YOUR TASK
Go through the listing beneath this task and return every line that carries the string "marker".

AVAILABLE DATA
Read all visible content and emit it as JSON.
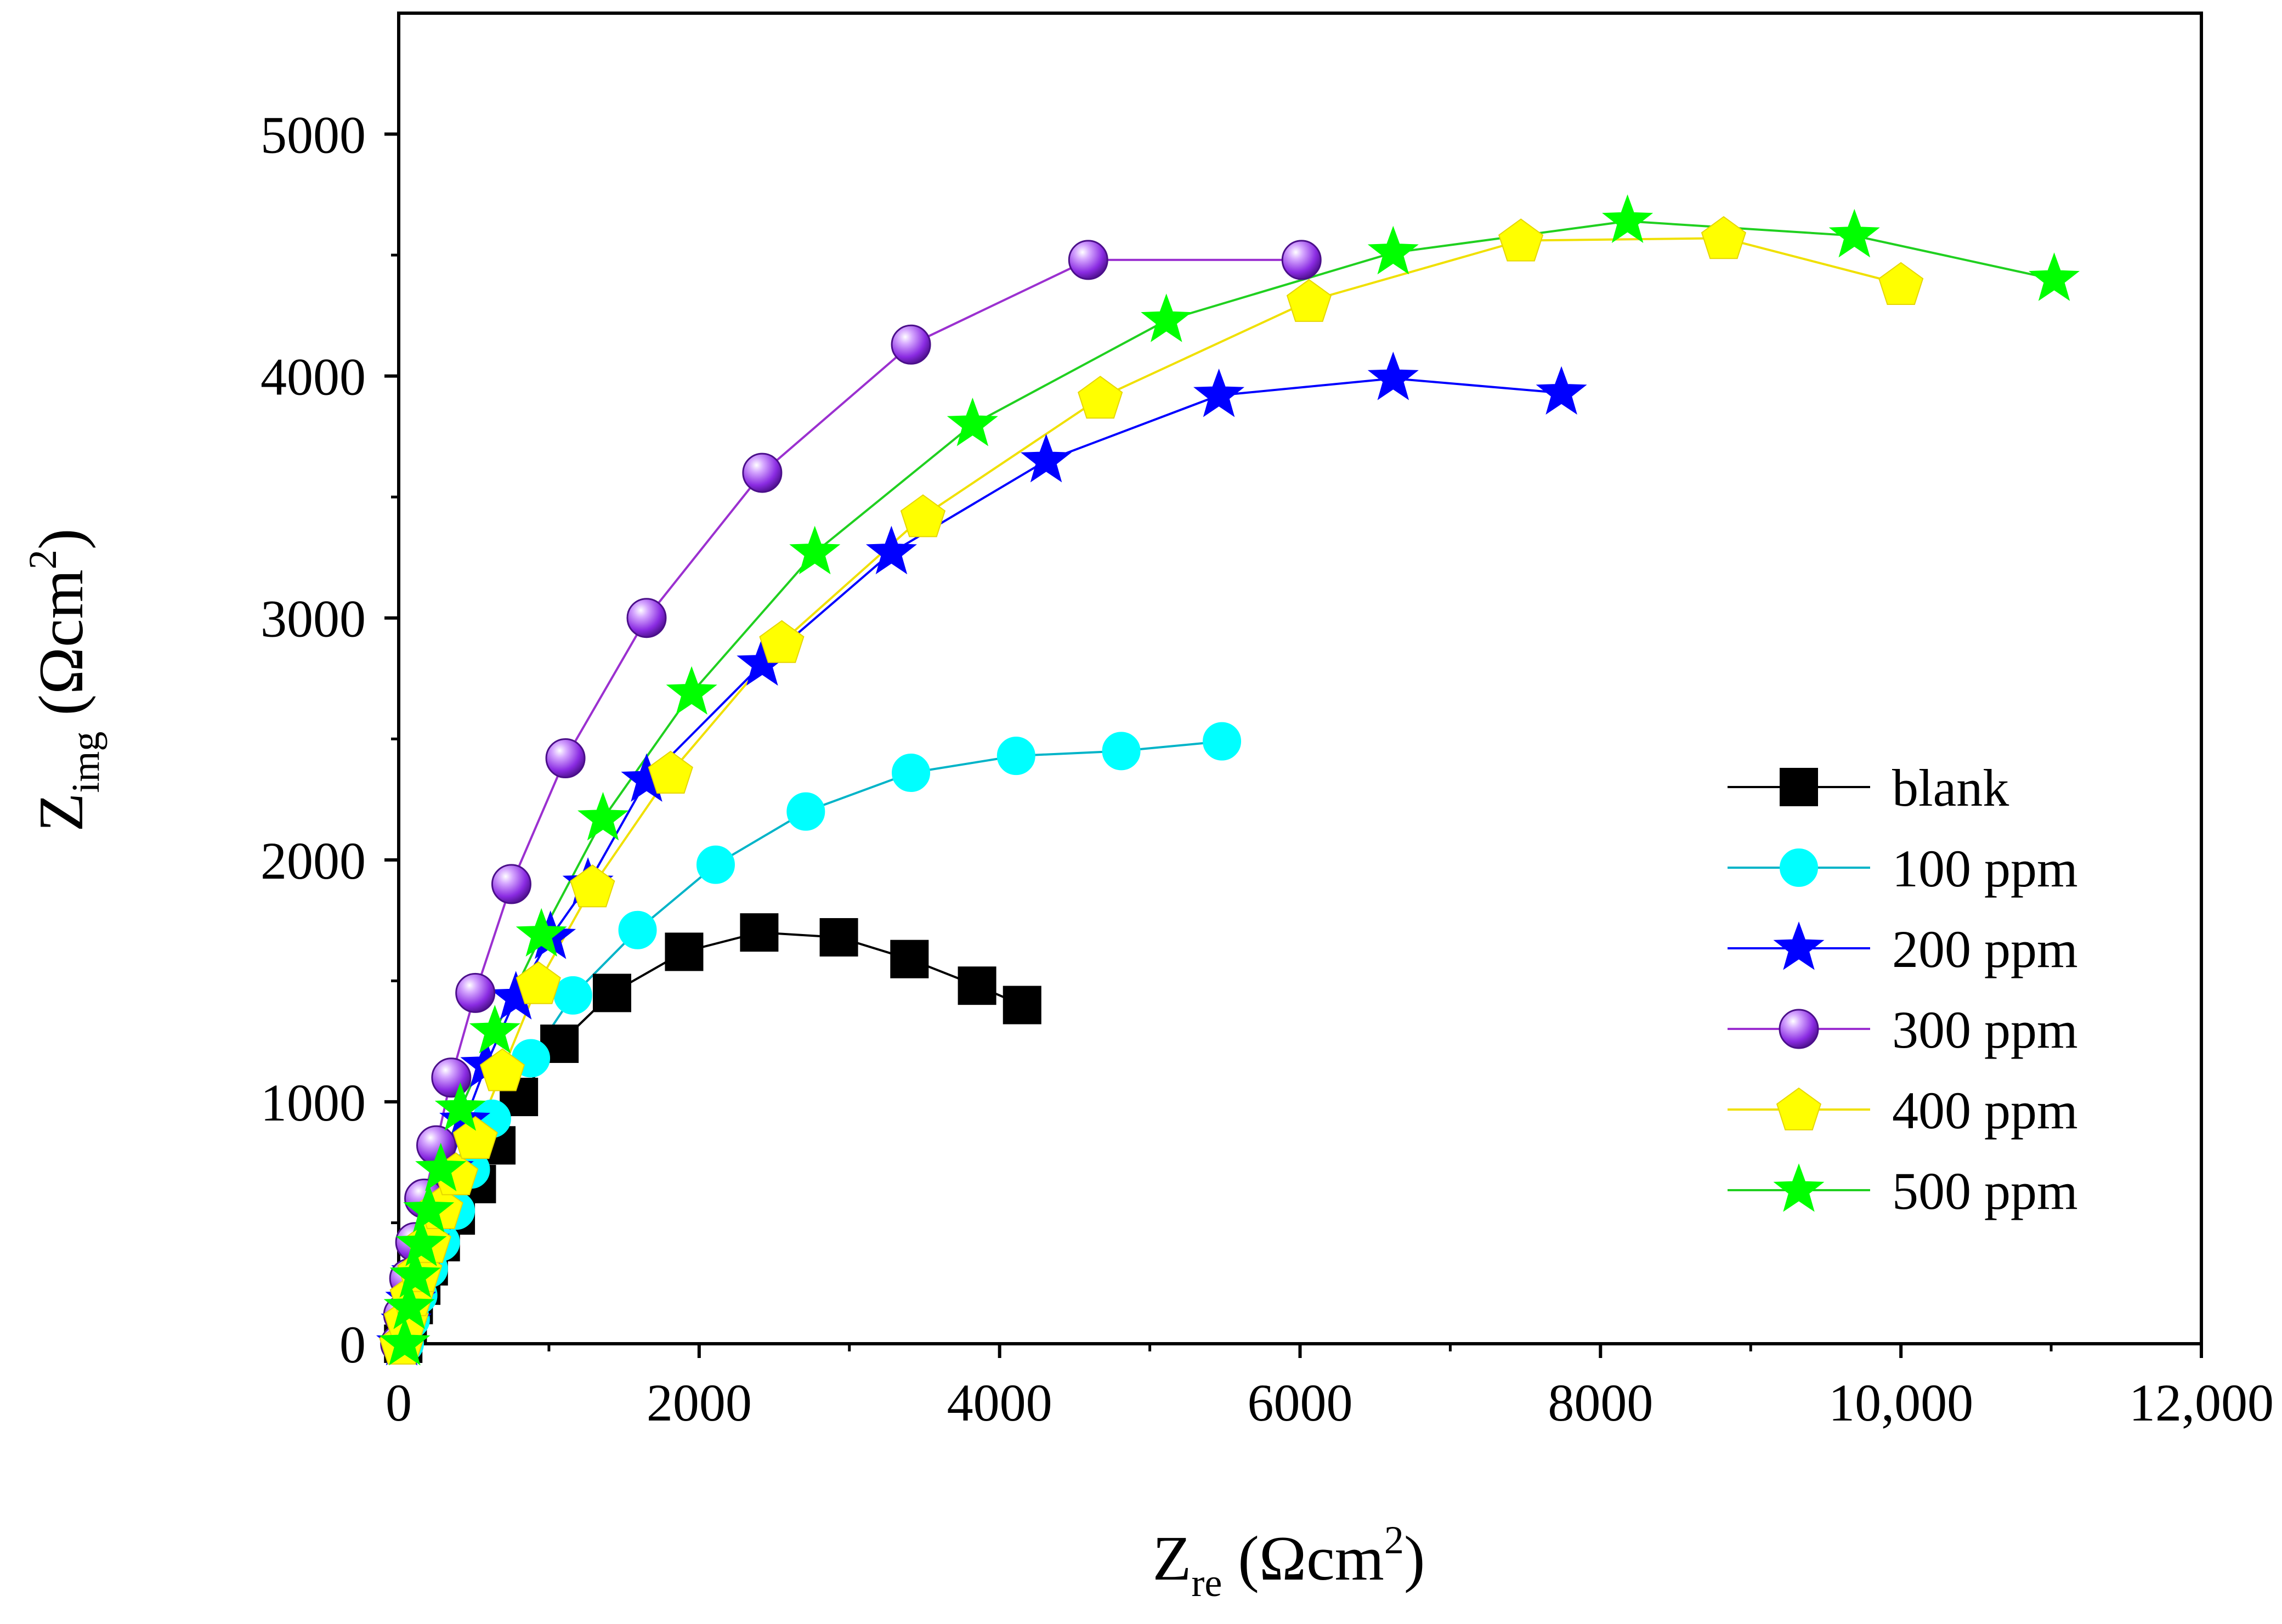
{
  "chart_data": {
    "type": "scatter",
    "title": "",
    "xlabel": {
      "main": "Z",
      "sub": "re",
      "unit": "(Ωcm",
      "sup": "2",
      "close": ")"
    },
    "ylabel": {
      "main": "Z",
      "sub": "img",
      "unit": "(Ωcm",
      "sup": "2",
      "close": ")"
    },
    "xlim": [
      0,
      12000
    ],
    "ylim": [
      0,
      5500
    ],
    "x_ticks": [
      0,
      2000,
      4000,
      6000,
      8000,
      10000,
      12000
    ],
    "x_tick_labels": [
      "0",
      "2000",
      "4000",
      "6000",
      "8000",
      "10,000",
      "12,000"
    ],
    "y_ticks": [
      0,
      1000,
      2000,
      3000,
      4000,
      5000
    ],
    "y_tick_labels": [
      "0",
      "1000",
      "2000",
      "3000",
      "4000",
      "5000"
    ],
    "grid": false,
    "legend_position": "right",
    "series": [
      {
        "name": "blank",
        "marker": "square",
        "color": "#000000",
        "line_color": "#000000",
        "x": [
          30,
          60,
          100,
          150,
          200,
          280,
          380,
          520,
          650,
          800,
          1070,
          1420,
          1900,
          2400,
          2930,
          3400,
          3850,
          4150
        ],
        "y": [
          0,
          80,
          160,
          240,
          320,
          420,
          530,
          660,
          820,
          1020,
          1240,
          1450,
          1620,
          1700,
          1680,
          1590,
          1480,
          1400
        ]
      },
      {
        "name": "100 ppm",
        "marker": "circle",
        "color": "#00ffff",
        "line_color": "#00b4c8",
        "x": [
          40,
          80,
          130,
          200,
          280,
          380,
          480,
          620,
          880,
          1160,
          1590,
          2110,
          2710,
          3410,
          4110,
          4810,
          5480
        ],
        "y": [
          0,
          100,
          200,
          310,
          420,
          550,
          720,
          930,
          1180,
          1440,
          1710,
          1980,
          2200,
          2360,
          2430,
          2450,
          2490
        ]
      },
      {
        "name": "200 ppm",
        "marker": "star",
        "color": "#0000ff",
        "line_color": "#0000ff",
        "x": [
          20,
          50,
          80,
          120,
          170,
          240,
          330,
          440,
          580,
          780,
          1010,
          1260,
          1650,
          2420,
          3280,
          4310,
          5460,
          6620,
          7740
        ],
        "y": [
          0,
          90,
          180,
          290,
          420,
          560,
          720,
          920,
          1150,
          1430,
          1680,
          1900,
          2330,
          2810,
          3270,
          3650,
          3920,
          3990,
          3930
        ]
      },
      {
        "name": "300 ppm",
        "marker": "sphere",
        "color": "#8a2be2",
        "line_color": "#9b30d0",
        "x": [
          10,
          30,
          70,
          110,
          170,
          250,
          350,
          510,
          750,
          1110,
          1650,
          2420,
          3410,
          4590,
          6010
        ],
        "y": [
          0,
          120,
          270,
          420,
          600,
          820,
          1100,
          1450,
          1900,
          2420,
          3000,
          3600,
          4130,
          4480,
          4480
        ]
      },
      {
        "name": "400 ppm",
        "marker": "pentagon",
        "color": "#ffff00",
        "line_color": "#f0e000",
        "x": [
          20,
          50,
          90,
          140,
          200,
          280,
          380,
          510,
          690,
          930,
          1290,
          1810,
          2550,
          3490,
          4670,
          6060,
          7470,
          8820,
          10000
        ],
        "y": [
          0,
          100,
          200,
          300,
          420,
          560,
          700,
          850,
          1130,
          1490,
          1890,
          2360,
          2900,
          3420,
          3910,
          4310,
          4560,
          4570,
          4380
        ]
      },
      {
        "name": "500 ppm",
        "marker": "star",
        "color": "#00ff00",
        "line_color": "#20d020",
        "x": [
          40,
          70,
          110,
          150,
          200,
          280,
          410,
          640,
          950,
          1360,
          1950,
          2770,
          3820,
          5110,
          6620,
          8180,
          9690,
          11020
        ],
        "y": [
          0,
          150,
          280,
          410,
          550,
          720,
          970,
          1290,
          1690,
          2170,
          2690,
          3270,
          3800,
          4230,
          4510,
          4640,
          4580,
          4400
        ]
      }
    ]
  }
}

WRITTEN ANSWER
        "marker": "square",
        "marker": "circle",
        "marker": "star",
        "marker": "sphere",
        "marker": "pentagon",
        "marker": "star",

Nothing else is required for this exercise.